#### [Challenge]
All the data below goes into the copy word for word, but the pictures don't.

#### [Extracted entries]
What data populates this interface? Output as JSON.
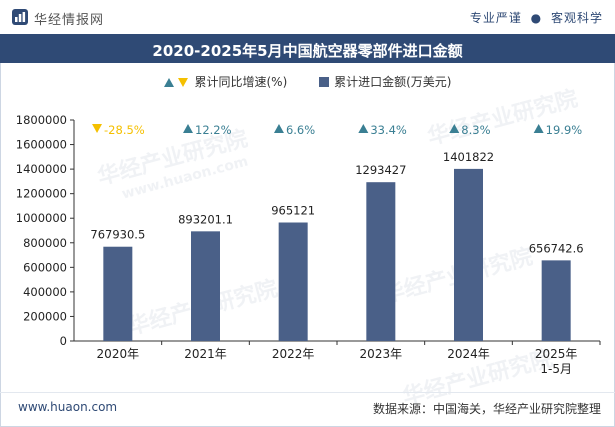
{
  "header": {
    "brand": "华经情报网",
    "tagline_left": "专业严谨",
    "tagline_sep": "●",
    "tagline_right": "客观科学"
  },
  "colors": {
    "bar": "#4a6088",
    "up": "#3a7f93",
    "down": "#f5c000",
    "title_bg": "#2f4a75"
  },
  "chart_data": {
    "type": "bar",
    "title": "2020-2025年5月中国航空器零部件进口金额",
    "categories": [
      "2020年",
      "2021年",
      "2022年",
      "2023年",
      "2024年",
      "2025年\n1-5月"
    ],
    "category_lines": [
      [
        "2020年"
      ],
      [
        "2021年"
      ],
      [
        "2022年"
      ],
      [
        "2023年"
      ],
      [
        "2024年"
      ],
      [
        "2025年",
        "1-5月"
      ]
    ],
    "series": [
      {
        "name": "累计进口金额(万美元)",
        "values": [
          767930.5,
          893201.1,
          965121,
          1293427,
          1401822,
          656742.6
        ],
        "labels": [
          "767930.5",
          "893201.1",
          "965121",
          "1293427",
          "1401822",
          "656742.6"
        ]
      },
      {
        "name": "累计同比增速(%)",
        "values": [
          -28.5,
          12.2,
          6.6,
          33.4,
          8.3,
          19.9
        ],
        "labels": [
          "-28.5%",
          "12.2%",
          "6.6%",
          "33.4%",
          "8.3%",
          "19.9%"
        ]
      }
    ],
    "ylim": [
      0,
      1800000
    ],
    "yticks": [
      0,
      200000,
      400000,
      600000,
      800000,
      1000000,
      1200000,
      1400000,
      1600000,
      1800000
    ],
    "ytick_labels": [
      "0",
      "200000",
      "400000",
      "600000",
      "800000",
      "1000000",
      "1200000",
      "1400000",
      "1600000",
      "1800000"
    ],
    "legend_position": "top-center",
    "grid": false
  },
  "footer": {
    "website": "www.huaon.com",
    "source": "数据来源：中国海关，华经产业研究院整理"
  },
  "watermark": {
    "text_cn": "华经产业研究院",
    "text_url": "www.huaon.com"
  }
}
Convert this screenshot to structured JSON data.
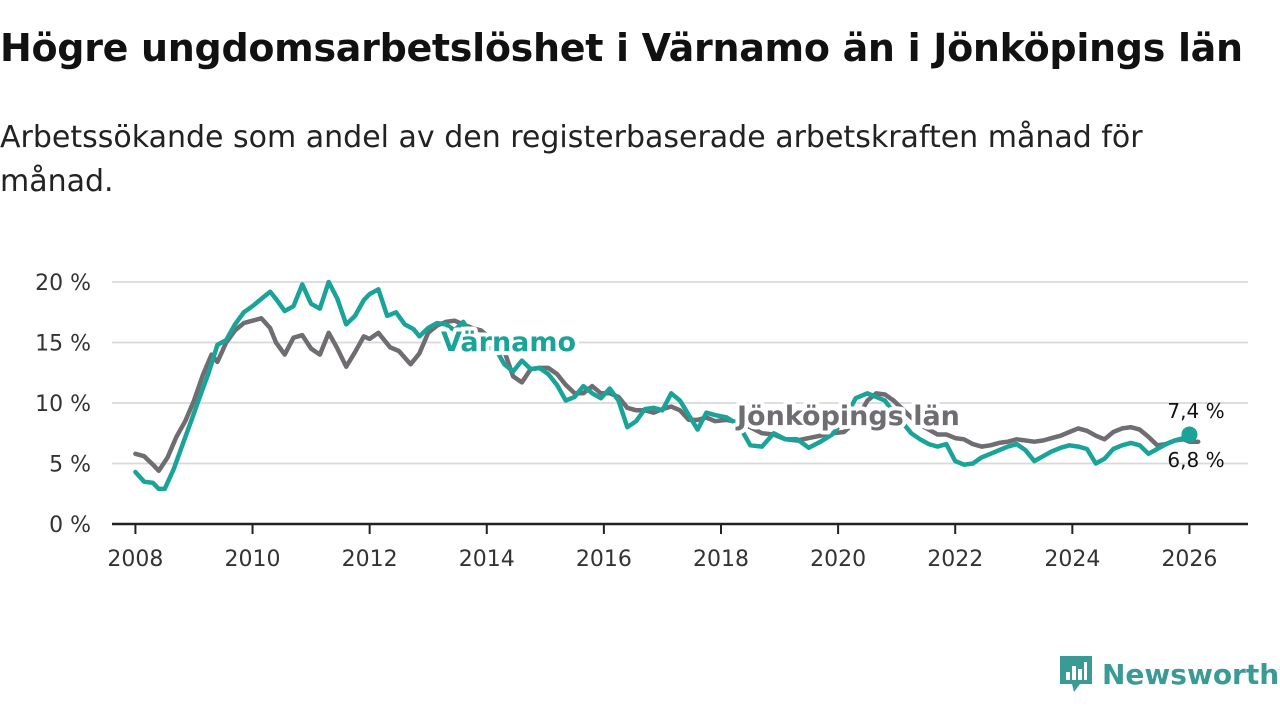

#### [Output for this task]
What data populates this interface? Output as JSON.
{
  "header": {
    "brand": "华经情报网",
    "tagline_left": "专业严谨",
    "tagline_sep": "●",
    "tagline_right": "客观科学"
  },
  "colors": {
    "bar": "#4a6088",
    "up": "#3a7f93",
    "down": "#f5c000",
    "title_bg": "#2f4a75"
  },
  "chart_data": {
    "type": "bar",
    "title": "2020-2025年5月中国航空器零部件进口金额",
    "categories": [
      "2020年",
      "2021年",
      "2022年",
      "2023年",
      "2024年",
      "2025年\n1-5月"
    ],
    "category_lines": [
      [
        "2020年"
      ],
      [
        "2021年"
      ],
      [
        "2022年"
      ],
      [
        "2023年"
      ],
      [
        "2024年"
      ],
      [
        "2025年",
        "1-5月"
      ]
    ],
    "series": [
      {
        "name": "累计进口金额(万美元)",
        "values": [
          767930.5,
          893201.1,
          965121,
          1293427,
          1401822,
          656742.6
        ],
        "labels": [
          "767930.5",
          "893201.1",
          "965121",
          "1293427",
          "1401822",
          "656742.6"
        ]
      },
      {
        "name": "累计同比增速(%)",
        "values": [
          -28.5,
          12.2,
          6.6,
          33.4,
          8.3,
          19.9
        ],
        "labels": [
          "-28.5%",
          "12.2%",
          "6.6%",
          "33.4%",
          "8.3%",
          "19.9%"
        ]
      }
    ],
    "ylim": [
      0,
      1800000
    ],
    "yticks": [
      0,
      200000,
      400000,
      600000,
      800000,
      1000000,
      1200000,
      1400000,
      1600000,
      1800000
    ],
    "ytick_labels": [
      "0",
      "200000",
      "400000",
      "600000",
      "800000",
      "1000000",
      "1200000",
      "1400000",
      "1600000",
      "1800000"
    ],
    "legend_position": "top-center",
    "grid": false
  },
  "footer": {
    "website": "www.huaon.com",
    "source": "数据来源：中国海关，华经产业研究院整理"
  },
  "watermark": {
    "text_cn": "华经产业研究院",
    "text_url": "www.huaon.com"
  }
}
Convert this screenshot to structured JSON data.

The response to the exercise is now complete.